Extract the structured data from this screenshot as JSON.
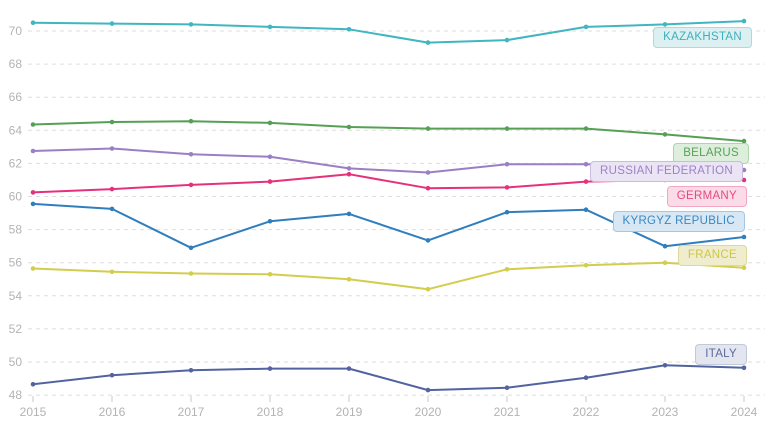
{
  "chart_data": {
    "type": "line",
    "x": [
      2015,
      2016,
      2017,
      2018,
      2019,
      2020,
      2021,
      2022,
      2023,
      2024
    ],
    "x_tick_labels": [
      "2015",
      "2016",
      "2017",
      "2018",
      "2019",
      "2020",
      "2021",
      "2022",
      "2023",
      "2024"
    ],
    "y_ticks": [
      70,
      68,
      66,
      64,
      62,
      60,
      58,
      56,
      54,
      52,
      50,
      48
    ],
    "ylim": [
      47.6,
      71.3
    ],
    "xlabel": "",
    "ylabel": "",
    "grid": "horizontal-dashed",
    "legend_position": "inline-right-badges",
    "series": [
      {
        "name": "KAZAKHSTAN",
        "values": [
          70.5,
          70.45,
          70.4,
          70.25,
          70.1,
          69.3,
          69.45,
          70.25,
          70.4,
          70.6
        ],
        "color": "#3fb6c0",
        "label_bg": "#dcf0f2",
        "label_border": "#a6dbe0",
        "label_text": "#3fafbb"
      },
      {
        "name": "BELARUS",
        "values": [
          64.35,
          64.5,
          64.55,
          64.45,
          64.2,
          64.1,
          64.1,
          64.1,
          63.75,
          63.35
        ],
        "color": "#55a055",
        "label_bg": "#ddeedd",
        "label_border": "#abd6ab",
        "label_text": "#57a257"
      },
      {
        "name": "RUSSIAN FEDERATION",
        "values": [
          62.75,
          62.9,
          62.55,
          62.4,
          61.7,
          61.45,
          61.95,
          61.95,
          61.85,
          61.6
        ],
        "color": "#9b7fc4",
        "label_bg": "#eae4f4",
        "label_border": "#c9bbe1",
        "label_text": "#9c82c6"
      },
      {
        "name": "GERMANY",
        "values": [
          60.25,
          60.45,
          60.7,
          60.9,
          61.35,
          60.5,
          60.55,
          60.9,
          61.0,
          61.0
        ],
        "color": "#e5317b",
        "label_bg": "#fbdbe8",
        "label_border": "#f2a8c5",
        "label_text": "#e64980"
      },
      {
        "name": "KYRGYZ REPUBLIC",
        "values": [
          59.55,
          59.25,
          56.9,
          58.5,
          58.95,
          57.35,
          59.05,
          59.2,
          57.0,
          57.55
        ],
        "color": "#2f7ebe",
        "label_bg": "#d8e7f4",
        "label_border": "#a3c8e6",
        "label_text": "#3a87c2"
      },
      {
        "name": "FRANCE",
        "values": [
          55.65,
          55.45,
          55.35,
          55.3,
          55.0,
          54.4,
          55.6,
          55.85,
          56.0,
          55.7
        ],
        "color": "#d3cd4d",
        "label_bg": "#efedcd",
        "label_border": "#ddd89c",
        "label_text": "#ccc64a"
      },
      {
        "name": "ITALY",
        "values": [
          48.65,
          49.2,
          49.5,
          49.6,
          49.6,
          48.3,
          48.45,
          49.05,
          49.8,
          49.65
        ],
        "color": "#52639f",
        "label_bg": "#e3e6ee",
        "label_border": "#c2c9d9",
        "label_text": "#5b6b9e"
      }
    ],
    "colors": {
      "grid": "#dedede",
      "axis_tick": "#c9c9c9",
      "axis_label": "#b3b3b3",
      "background": "#ffffff"
    }
  }
}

- DIRECTIONS -
Look through the listing and extract every line with "grid" in it.

- EXERCISE SOLUTION -
    "grid": "horizontal-dashed",
      "grid": "#dedede",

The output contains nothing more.